** Do this **
Look through the data below. Collect every line where the word "text" occurs.

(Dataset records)
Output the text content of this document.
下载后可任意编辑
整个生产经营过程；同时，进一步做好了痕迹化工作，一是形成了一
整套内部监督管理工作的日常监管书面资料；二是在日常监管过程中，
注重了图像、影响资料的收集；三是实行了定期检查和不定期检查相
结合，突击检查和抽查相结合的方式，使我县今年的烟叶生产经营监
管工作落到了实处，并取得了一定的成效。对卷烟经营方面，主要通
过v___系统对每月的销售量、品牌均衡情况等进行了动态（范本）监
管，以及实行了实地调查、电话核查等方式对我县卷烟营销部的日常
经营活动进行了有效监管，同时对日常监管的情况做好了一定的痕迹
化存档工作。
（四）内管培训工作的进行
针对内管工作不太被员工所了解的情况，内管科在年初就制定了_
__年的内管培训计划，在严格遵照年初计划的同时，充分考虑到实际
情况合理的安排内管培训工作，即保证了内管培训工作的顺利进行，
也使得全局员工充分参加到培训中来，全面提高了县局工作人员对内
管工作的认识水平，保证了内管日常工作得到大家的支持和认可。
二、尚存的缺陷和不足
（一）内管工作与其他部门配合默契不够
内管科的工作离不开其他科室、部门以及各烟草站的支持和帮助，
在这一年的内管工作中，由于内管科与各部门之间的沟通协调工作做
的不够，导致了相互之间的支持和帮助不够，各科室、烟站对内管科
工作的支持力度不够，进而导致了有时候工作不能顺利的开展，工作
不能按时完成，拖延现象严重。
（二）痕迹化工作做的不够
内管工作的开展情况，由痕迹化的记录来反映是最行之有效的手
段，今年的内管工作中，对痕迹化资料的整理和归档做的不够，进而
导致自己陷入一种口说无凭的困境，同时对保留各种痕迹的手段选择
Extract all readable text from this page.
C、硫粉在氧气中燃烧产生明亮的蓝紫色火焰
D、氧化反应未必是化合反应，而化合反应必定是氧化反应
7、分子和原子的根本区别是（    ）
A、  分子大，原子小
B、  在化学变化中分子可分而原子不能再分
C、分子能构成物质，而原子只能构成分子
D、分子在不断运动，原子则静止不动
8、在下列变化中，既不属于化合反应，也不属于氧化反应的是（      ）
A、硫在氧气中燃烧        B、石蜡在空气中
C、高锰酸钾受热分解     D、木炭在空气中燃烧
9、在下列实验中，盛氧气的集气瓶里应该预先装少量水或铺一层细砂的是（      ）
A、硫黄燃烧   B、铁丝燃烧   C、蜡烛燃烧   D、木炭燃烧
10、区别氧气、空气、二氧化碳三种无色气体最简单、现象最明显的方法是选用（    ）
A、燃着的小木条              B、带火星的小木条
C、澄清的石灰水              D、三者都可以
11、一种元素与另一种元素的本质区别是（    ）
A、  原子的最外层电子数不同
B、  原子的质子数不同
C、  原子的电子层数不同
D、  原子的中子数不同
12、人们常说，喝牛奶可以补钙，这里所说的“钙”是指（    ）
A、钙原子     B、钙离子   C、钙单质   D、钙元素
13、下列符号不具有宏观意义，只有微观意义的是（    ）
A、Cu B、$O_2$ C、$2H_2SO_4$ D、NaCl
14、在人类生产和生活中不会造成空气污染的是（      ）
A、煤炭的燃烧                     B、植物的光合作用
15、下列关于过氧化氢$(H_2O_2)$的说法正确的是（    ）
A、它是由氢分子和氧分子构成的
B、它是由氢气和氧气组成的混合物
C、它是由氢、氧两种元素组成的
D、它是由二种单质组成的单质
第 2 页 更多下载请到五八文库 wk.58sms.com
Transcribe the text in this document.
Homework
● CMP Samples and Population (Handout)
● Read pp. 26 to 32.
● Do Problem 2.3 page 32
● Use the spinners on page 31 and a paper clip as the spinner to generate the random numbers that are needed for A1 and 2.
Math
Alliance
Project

** Expected output **
Output the text content of this document.
Extract all readable text from this page.
Transcribe the text in this document.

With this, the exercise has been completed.